## start Stored data

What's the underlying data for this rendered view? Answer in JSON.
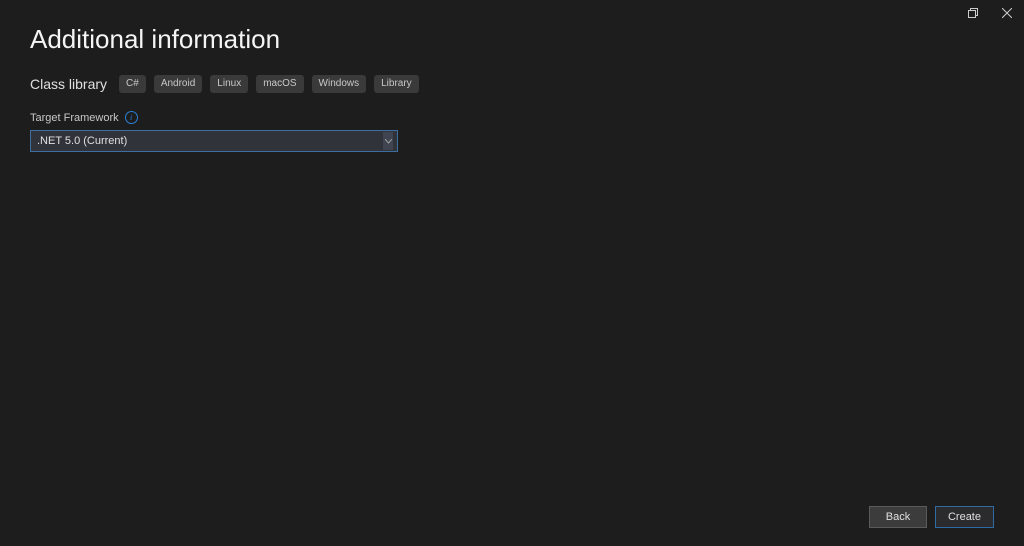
{
  "header": {
    "title": "Additional information"
  },
  "template": {
    "name": "Class library",
    "tags": [
      "C#",
      "Android",
      "Linux",
      "macOS",
      "Windows",
      "Library"
    ]
  },
  "field": {
    "label": "Target Framework",
    "selected": ".NET 5.0 (Current)"
  },
  "footer": {
    "back": "Back",
    "create": "Create"
  }
}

## end Stored data

### Task directions:
Your copy should hold every record word for word and none of the pictures.

### Answer to the problem:
What's the underlying data for this rendered view? Answer in JSON.
{
  "header": {
    "title": "Additional information"
  },
  "template": {
    "name": "Class library",
    "tags": [
      "C#",
      "Android",
      "Linux",
      "macOS",
      "Windows",
      "Library"
    ]
  },
  "field": {
    "label": "Target Framework",
    "selected": ".NET 5.0 (Current)"
  },
  "footer": {
    "back": "Back",
    "create": "Create"
  }
}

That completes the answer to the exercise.